Requisitos de la tarea -
- A) Di si cada afirmación concuerda con el texto sobre la Convención del PP. Responde sí o no y cita textualmente las palabras que lo deciden: (i) unos taxistas protestaban a las puertas del IFEMA; (ii) el lema de la convención fue la unidad de España; (iii) fue Vox quien arrebató al PP la bandera cívica en Cataluña.
- B) Retoma el texto sobre la Convención del PP y continúalo a partir de su última frase.

Texto proporcionado -
________

El aplauso a Rajoy hizo que el ex presidente se levantara a saludar como atorado. Tiene ya algo de futbolista retirado, que se sofoca atándose los borceguíes

El PP se encontró con la España cabreada en las mismas puertas del IFEMA, donde unos taxistas protestaban haciendo sonar pitos y bocinas de Copa del Rey. Contra el cabreo de taxista, y contra el argumentario de taxista, ha hecho esta Convención el PP, para encontrarse entre la memoria y la renovación, ante la historia con viejos adversarios y ante los nuevos enemigos posapocalípticos de la crisis. Todos los discursos, y hasta todas las banderas de hojaldre o vidrio, parecían hablar y competir con Vox, el innombrable. No lo tiene fácil el PP porque, primero, Cs le arrebató en Cataluña, como una piruleta, la bandera cívica. No la bandera de abanico (abanico quizá de Soraya), folclórica o tabacalera. Luego, Vox le arrebató el vino del cabreo, de la determinación, y las trampas de la política épica de santo copón. Al PP le queda Europa, le queda el constitucionalismo y el autonomismo, le queda el liberal reformismo, que recordaba en un como altarcito de la FAES reservado a Aznar un libro dedicado a Cánovas. Le queda la libertad individual, lema de esta convención no por casualidad. Los del caballo en la catedral y la herradura en la cabeza tienen esencias, falsas como todas las esencias, patrias joseantonianas y sangres heráldicas, más de chimenea que de la raza, y tienen el determinismo del destino, de tener que ser todo un destino, en vez de la simple y humana aspiración de la libertad.

________

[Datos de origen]
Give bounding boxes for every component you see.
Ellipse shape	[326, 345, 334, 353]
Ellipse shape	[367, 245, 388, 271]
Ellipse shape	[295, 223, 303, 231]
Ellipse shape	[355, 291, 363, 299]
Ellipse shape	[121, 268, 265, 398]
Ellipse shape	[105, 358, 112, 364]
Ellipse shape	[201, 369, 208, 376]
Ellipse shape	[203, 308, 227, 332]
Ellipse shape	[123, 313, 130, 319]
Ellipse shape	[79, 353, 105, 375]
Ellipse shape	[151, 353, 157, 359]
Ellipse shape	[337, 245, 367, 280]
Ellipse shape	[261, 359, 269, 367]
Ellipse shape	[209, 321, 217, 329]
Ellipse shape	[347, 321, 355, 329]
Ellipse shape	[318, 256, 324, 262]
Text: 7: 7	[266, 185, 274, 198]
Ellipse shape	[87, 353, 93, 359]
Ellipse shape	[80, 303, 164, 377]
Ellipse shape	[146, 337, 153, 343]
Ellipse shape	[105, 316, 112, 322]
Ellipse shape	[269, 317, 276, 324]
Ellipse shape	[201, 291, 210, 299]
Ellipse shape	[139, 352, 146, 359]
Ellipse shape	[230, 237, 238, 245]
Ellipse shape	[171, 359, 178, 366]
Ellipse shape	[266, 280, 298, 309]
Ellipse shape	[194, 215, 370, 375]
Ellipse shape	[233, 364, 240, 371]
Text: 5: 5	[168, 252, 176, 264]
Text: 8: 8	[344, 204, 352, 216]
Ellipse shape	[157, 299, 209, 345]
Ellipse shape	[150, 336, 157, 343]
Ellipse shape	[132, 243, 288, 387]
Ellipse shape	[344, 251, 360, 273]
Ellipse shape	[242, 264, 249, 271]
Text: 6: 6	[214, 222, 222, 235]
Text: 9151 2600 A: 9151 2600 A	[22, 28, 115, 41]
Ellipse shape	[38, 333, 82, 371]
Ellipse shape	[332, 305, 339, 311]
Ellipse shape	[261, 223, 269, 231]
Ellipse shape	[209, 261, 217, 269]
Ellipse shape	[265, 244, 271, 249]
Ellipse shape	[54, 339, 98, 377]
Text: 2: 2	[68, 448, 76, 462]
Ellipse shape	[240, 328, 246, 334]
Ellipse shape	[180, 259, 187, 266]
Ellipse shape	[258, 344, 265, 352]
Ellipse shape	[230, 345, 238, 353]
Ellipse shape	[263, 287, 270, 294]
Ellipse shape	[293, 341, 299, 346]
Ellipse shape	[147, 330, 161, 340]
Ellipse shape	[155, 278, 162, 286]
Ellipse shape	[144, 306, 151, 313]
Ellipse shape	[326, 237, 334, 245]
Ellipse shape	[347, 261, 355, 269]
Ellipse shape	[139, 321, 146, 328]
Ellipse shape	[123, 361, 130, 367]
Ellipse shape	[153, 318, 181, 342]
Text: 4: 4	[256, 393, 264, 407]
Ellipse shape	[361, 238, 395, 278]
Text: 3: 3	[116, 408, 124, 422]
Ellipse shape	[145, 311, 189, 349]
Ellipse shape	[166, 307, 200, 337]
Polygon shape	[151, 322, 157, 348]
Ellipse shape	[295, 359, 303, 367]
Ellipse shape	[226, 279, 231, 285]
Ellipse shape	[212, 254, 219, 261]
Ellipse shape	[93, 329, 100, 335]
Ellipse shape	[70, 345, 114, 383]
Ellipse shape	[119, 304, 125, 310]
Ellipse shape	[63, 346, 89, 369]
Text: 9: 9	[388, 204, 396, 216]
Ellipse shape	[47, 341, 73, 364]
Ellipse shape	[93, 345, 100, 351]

________

Resultados esperados -
- A)
(i) Sí: «unos taxistas protestaban haciendo sonar pitos y bocinas de Copa del Rey».
(ii) No: «Le queda la libertad individual, lema de esta convención no por casualidad».
(iii) No: «Cs le arrebató en Cataluña, como una piruleta, la bandera cívica».

- B)
Antes de que Ana Pastor presentara a Rajoy, sonó Viva la vida de Coldplay, himno motivador y optimista. Lo contrario a Rajoy, desde luego. A Rajoy le pusieron la larga bandera como de cabellera, en la pantalla del escenario, como una goleta. Parecía que hacía una representación de una fiesta colombina, que el marianismo había quedado como museo naval. Como un capitán de corbeta, amante del historicismo y de coleccionar detalles y pipas, Rajoy se puso a dar datos de seguro médico, de esperanza de vida, de renta per cápita, y su anécdota ferroviaria de cuando puso la luz eléctrica o un primer teléfono en el pueblo, igual que un cuerno vikingo. Puro Rajoy, claro, con su pelusa en el bolsillo y el corazón sólo como algo con llavín. Esta etapa de mayor progreso de la historia, contada con manguito y visera. Era eso lo que había salvado a veces al país, e, igualmente, lo había condenado, porque no se puede hacer política de piñón fijo ni sólo a las horas de la pastilla.

Parecía que el ex presidente hacía una representación de una fiesta colombina, que el marianismo había quedado como museo naval

Rajoy no se dio cuenta de eso en Cataluña, la derecha se rompió por las costuras de sus codos, y Casado está intentando recomponer esto con plásticos europeos, nubes pintadas en los culos de los políticos y una sola palabra, esa libertad. “No son buenos los sectarismos ni los doctrinarios”, dijo Rajoy, con tino. Sostenía Bertrand Russell, más o menos, que todos los fines de la política que no pasen por mejorar directamente la vida de los ciudadanos son secundarios, o prescindibles, o espurios. La diferencia entre el PP y Vox no puede estar en arrimarse más o menos a la antipolítica. Casado, hace no mucho, hablando de los inmigrantes, afirmó que tenían que respetar nuestras costumbres. Esa palabra, “costumbre”, que no es vocablo cívico, sino creencia particular, ya lo sitúa en la antipolítica. Debería haber dicho “ley”. Respetar la ley. Debe de ser la política la que desarme a la antipolítica, y eso quizá empieza por usar el vocabulario cívico, no esencialista ni mágico ni de bombero.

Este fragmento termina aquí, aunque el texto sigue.